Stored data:
◆ ◆ ◆ ◆ ◆
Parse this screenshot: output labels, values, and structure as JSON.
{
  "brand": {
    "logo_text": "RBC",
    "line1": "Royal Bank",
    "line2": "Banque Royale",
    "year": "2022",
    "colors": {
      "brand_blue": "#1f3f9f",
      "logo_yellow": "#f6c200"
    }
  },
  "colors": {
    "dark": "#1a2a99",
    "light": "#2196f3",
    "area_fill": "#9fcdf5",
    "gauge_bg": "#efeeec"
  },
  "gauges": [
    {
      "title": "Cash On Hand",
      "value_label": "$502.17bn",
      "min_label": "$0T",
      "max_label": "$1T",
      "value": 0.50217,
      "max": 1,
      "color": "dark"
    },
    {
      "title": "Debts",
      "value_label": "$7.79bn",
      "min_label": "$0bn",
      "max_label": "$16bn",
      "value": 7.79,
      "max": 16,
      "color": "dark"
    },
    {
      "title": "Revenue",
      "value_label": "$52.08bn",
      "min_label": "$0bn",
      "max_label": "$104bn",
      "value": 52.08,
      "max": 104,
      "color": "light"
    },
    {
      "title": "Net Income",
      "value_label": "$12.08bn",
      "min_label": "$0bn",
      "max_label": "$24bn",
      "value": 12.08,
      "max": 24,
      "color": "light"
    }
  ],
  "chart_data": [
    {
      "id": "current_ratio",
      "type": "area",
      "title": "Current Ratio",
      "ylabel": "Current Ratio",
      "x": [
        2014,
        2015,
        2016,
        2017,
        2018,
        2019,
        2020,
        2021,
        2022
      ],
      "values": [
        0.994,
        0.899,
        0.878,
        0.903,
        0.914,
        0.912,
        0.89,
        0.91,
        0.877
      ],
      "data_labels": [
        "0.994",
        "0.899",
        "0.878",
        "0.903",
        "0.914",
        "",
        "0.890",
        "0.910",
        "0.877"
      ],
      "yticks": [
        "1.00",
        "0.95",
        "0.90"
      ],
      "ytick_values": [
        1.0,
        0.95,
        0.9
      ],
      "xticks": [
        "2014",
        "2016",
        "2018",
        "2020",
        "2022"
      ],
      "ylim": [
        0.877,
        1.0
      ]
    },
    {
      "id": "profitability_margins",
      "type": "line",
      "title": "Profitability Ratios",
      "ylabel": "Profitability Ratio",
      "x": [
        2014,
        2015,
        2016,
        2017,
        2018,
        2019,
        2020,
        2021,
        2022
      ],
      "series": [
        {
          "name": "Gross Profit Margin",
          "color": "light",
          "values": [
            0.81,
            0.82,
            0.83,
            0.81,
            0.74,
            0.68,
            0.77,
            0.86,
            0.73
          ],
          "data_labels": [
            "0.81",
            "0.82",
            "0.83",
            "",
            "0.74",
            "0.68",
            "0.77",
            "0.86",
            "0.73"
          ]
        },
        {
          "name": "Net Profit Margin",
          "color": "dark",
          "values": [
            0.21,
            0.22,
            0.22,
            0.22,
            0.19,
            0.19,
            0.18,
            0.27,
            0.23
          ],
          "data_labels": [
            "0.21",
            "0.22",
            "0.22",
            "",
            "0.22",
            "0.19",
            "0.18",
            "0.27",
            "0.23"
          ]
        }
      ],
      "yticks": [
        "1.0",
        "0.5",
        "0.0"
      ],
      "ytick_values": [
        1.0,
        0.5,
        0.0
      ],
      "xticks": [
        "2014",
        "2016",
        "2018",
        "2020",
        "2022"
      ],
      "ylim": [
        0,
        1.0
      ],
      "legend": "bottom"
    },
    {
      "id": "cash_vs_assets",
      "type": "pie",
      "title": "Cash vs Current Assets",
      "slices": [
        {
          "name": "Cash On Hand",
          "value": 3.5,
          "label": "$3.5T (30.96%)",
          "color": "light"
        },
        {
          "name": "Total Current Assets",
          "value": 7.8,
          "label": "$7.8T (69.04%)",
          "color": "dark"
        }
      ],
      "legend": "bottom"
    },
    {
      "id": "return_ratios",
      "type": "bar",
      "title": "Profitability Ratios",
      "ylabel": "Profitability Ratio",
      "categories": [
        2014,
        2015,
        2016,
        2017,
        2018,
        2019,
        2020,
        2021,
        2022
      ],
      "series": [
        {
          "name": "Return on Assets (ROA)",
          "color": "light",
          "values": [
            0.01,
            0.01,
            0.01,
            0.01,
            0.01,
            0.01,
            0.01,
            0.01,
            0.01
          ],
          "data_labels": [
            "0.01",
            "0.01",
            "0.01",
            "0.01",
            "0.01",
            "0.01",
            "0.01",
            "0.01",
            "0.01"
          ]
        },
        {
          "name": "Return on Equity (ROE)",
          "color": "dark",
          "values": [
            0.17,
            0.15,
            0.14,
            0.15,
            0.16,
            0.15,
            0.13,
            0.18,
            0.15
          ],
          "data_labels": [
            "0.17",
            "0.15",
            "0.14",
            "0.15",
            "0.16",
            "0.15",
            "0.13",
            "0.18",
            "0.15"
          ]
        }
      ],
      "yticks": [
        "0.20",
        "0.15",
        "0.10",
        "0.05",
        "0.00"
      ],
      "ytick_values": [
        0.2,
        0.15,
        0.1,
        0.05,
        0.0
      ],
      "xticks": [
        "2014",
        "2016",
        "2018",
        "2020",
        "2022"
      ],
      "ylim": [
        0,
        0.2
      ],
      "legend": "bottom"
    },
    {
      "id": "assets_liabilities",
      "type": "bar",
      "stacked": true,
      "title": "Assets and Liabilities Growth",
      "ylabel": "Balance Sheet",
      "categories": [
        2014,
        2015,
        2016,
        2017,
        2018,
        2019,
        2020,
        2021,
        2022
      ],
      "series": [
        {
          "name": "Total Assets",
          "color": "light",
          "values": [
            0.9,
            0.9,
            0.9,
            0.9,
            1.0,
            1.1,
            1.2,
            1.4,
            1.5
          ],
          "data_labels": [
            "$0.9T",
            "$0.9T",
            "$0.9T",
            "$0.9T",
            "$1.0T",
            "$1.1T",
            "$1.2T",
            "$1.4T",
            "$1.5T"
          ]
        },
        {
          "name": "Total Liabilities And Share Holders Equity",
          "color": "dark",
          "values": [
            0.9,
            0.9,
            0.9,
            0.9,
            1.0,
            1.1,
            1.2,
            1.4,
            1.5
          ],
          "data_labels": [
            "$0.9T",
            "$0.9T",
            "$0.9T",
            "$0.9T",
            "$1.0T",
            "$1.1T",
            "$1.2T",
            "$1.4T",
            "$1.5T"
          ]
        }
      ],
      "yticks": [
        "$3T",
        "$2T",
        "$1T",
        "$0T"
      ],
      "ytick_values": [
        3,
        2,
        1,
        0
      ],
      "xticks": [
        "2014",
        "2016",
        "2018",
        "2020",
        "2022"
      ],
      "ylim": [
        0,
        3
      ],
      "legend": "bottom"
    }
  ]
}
◆ ◆ ◆ ◆ ◆
Print every line of the records exactly. Omit nothing.

Parse this screenshot: output labels, values, and structure as JSON.
{
  "brand": {
    "logo_text": "RBC",
    "line1": "Royal Bank",
    "line2": "Banque Royale",
    "year": "2022",
    "colors": {
      "brand_blue": "#1f3f9f",
      "logo_yellow": "#f6c200"
    }
  },
  "colors": {
    "dark": "#1a2a99",
    "light": "#2196f3",
    "area_fill": "#9fcdf5",
    "gauge_bg": "#efeeec"
  },
  "gauges": [
    {
      "title": "Cash On Hand",
      "value_label": "$502.17bn",
      "min_label": "$0T",
      "max_label": "$1T",
      "value": 0.50217,
      "max": 1,
      "color": "dark"
    },
    {
      "title": "Debts",
      "value_label": "$7.79bn",
      "min_label": "$0bn",
      "max_label": "$16bn",
      "value": 7.79,
      "max": 16,
      "color": "dark"
    },
    {
      "title": "Revenue",
      "value_label": "$52.08bn",
      "min_label": "$0bn",
      "max_label": "$104bn",
      "value": 52.08,
      "max": 104,
      "color": "light"
    },
    {
      "title": "Net Income",
      "value_label": "$12.08bn",
      "min_label": "$0bn",
      "max_label": "$24bn",
      "value": 12.08,
      "max": 24,
      "color": "light"
    }
  ],
  "chart_data": [
    {
      "id": "current_ratio",
      "type": "area",
      "title": "Current Ratio",
      "ylabel": "Current Ratio",
      "x": [
        2014,
        2015,
        2016,
        2017,
        2018,
        2019,
        2020,
        2021,
        2022
      ],
      "values": [
        0.994,
        0.899,
        0.878,
        0.903,
        0.914,
        0.912,
        0.89,
        0.91,
        0.877
      ],
      "data_labels": [
        "0.994",
        "0.899",
        "0.878",
        "0.903",
        "0.914",
        "",
        "0.890",
        "0.910",
        "0.877"
      ],
      "yticks": [
        "1.00",
        "0.95",
        "0.90"
      ],
      "ytick_values": [
        1.0,
        0.95,
        0.9
      ],
      "xticks": [
        "2014",
        "2016",
        "2018",
        "2020",
        "2022"
      ],
      "ylim": [
        0.877,
        1.0
      ]
    },
    {
      "id": "profitability_margins",
      "type": "line",
      "title": "Profitability Ratios",
      "ylabel": "Profitability Ratio",
      "x": [
        2014,
        2015,
        2016,
        2017,
        2018,
        2019,
        2020,
        2021,
        2022
      ],
      "series": [
        {
          "name": "Gross Profit Margin",
          "color": "light",
          "values": [
            0.81,
            0.82,
            0.83,
            0.81,
            0.74,
            0.68,
            0.77,
            0.86,
            0.73
          ],
          "data_labels": [
            "0.81",
            "0.82",
            "0.83",
            "",
            "0.74",
            "0.68",
            "0.77",
            "0.86",
            "0.73"
          ]
        },
        {
          "name": "Net Profit Margin",
          "color": "dark",
          "values": [
            0.21,
            0.22,
            0.22,
            0.22,
            0.19,
            0.19,
            0.18,
            0.27,
            0.23
          ],
          "data_labels": [
            "0.21",
            "0.22",
            "0.22",
            "",
            "0.22",
            "0.19",
            "0.18",
            "0.27",
            "0.23"
          ]
        }
      ],
      "yticks": [
        "1.0",
        "0.5",
        "0.0"
      ],
      "ytick_values": [
        1.0,
        0.5,
        0.0
      ],
      "xticks": [
        "2014",
        "2016",
        "2018",
        "2020",
        "2022"
      ],
      "ylim": [
        0,
        1.0
      ],
      "legend": "bottom"
    },
    {
      "id": "cash_vs_assets",
      "type": "pie",
      "title": "Cash vs Current Assets",
      "slices": [
        {
          "name": "Cash On Hand",
          "value": 3.5,
          "label": "$3.5T (30.96%)",
          "color": "light"
        },
        {
          "name": "Total Current Assets",
          "value": 7.8,
          "label": "$7.8T (69.04%)",
          "color": "dark"
        }
      ],
      "legend": "bottom"
    },
    {
      "id": "return_ratios",
      "type": "bar",
      "title": "Profitability Ratios",
      "ylabel": "Profitability Ratio",
      "categories": [
        2014,
        2015,
        2016,
        2017,
        2018,
        2019,
        2020,
        2021,
        2022
      ],
      "series": [
        {
          "name": "Return on Assets (ROA)",
          "color": "light",
          "values": [
            0.01,
            0.01,
            0.01,
            0.01,
            0.01,
            0.01,
            0.01,
            0.01,
            0.01
          ],
          "data_labels": [
            "0.01",
            "0.01",
            "0.01",
            "0.01",
            "0.01",
            "0.01",
            "0.01",
            "0.01",
            "0.01"
          ]
        },
        {
          "name": "Return on Equity (ROE)",
          "color": "dark",
          "values": [
            0.17,
            0.15,
            0.14,
            0.15,
            0.16,
            0.15,
            0.13,
            0.18,
            0.15
          ],
          "data_labels": [
            "0.17",
            "0.15",
            "0.14",
            "0.15",
            "0.16",
            "0.15",
            "0.13",
            "0.18",
            "0.15"
          ]
        }
      ],
      "yticks": [
        "0.20",
        "0.15",
        "0.10",
        "0.05",
        "0.00"
      ],
      "ytick_values": [
        0.2,
        0.15,
        0.1,
        0.05,
        0.0
      ],
      "xticks": [
        "2014",
        "2016",
        "2018",
        "2020",
        "2022"
      ],
      "ylim": [
        0,
        0.2
      ],
      "legend": "bottom"
    },
    {
      "id": "assets_liabilities",
      "type": "bar",
      "stacked": true,
      "title": "Assets and Liabilities Growth",
      "ylabel": "Balance Sheet",
      "categories": [
        2014,
        2015,
        2016,
        2017,
        2018,
        2019,
        2020,
        2021,
        2022
      ],
      "series": [
        {
          "name": "Total Assets",
          "color": "light",
          "values": [
            0.9,
            0.9,
            0.9,
            0.9,
            1.0,
            1.1,
            1.2,
            1.4,
            1.5
          ],
          "data_labels": [
            "$0.9T",
            "$0.9T",
            "$0.9T",
            "$0.9T",
            "$1.0T",
            "$1.1T",
            "$1.2T",
            "$1.4T",
            "$1.5T"
          ]
        },
        {
          "name": "Total Liabilities And Share Holders Equity",
          "color": "dark",
          "values": [
            0.9,
            0.9,
            0.9,
            0.9,
            1.0,
            1.1,
            1.2,
            1.4,
            1.5
          ],
          "data_labels": [
            "$0.9T",
            "$0.9T",
            "$0.9T",
            "$0.9T",
            "$1.0T",
            "$1.1T",
            "$1.2T",
            "$1.4T",
            "$1.5T"
          ]
        }
      ],
      "yticks": [
        "$3T",
        "$2T",
        "$1T",
        "$0T"
      ],
      "ytick_values": [
        3,
        2,
        1,
        0
      ],
      "xticks": [
        "2014",
        "2016",
        "2018",
        "2020",
        "2022"
      ],
      "ylim": [
        0,
        3
      ],
      "legend": "bottom"
    }
  ]
}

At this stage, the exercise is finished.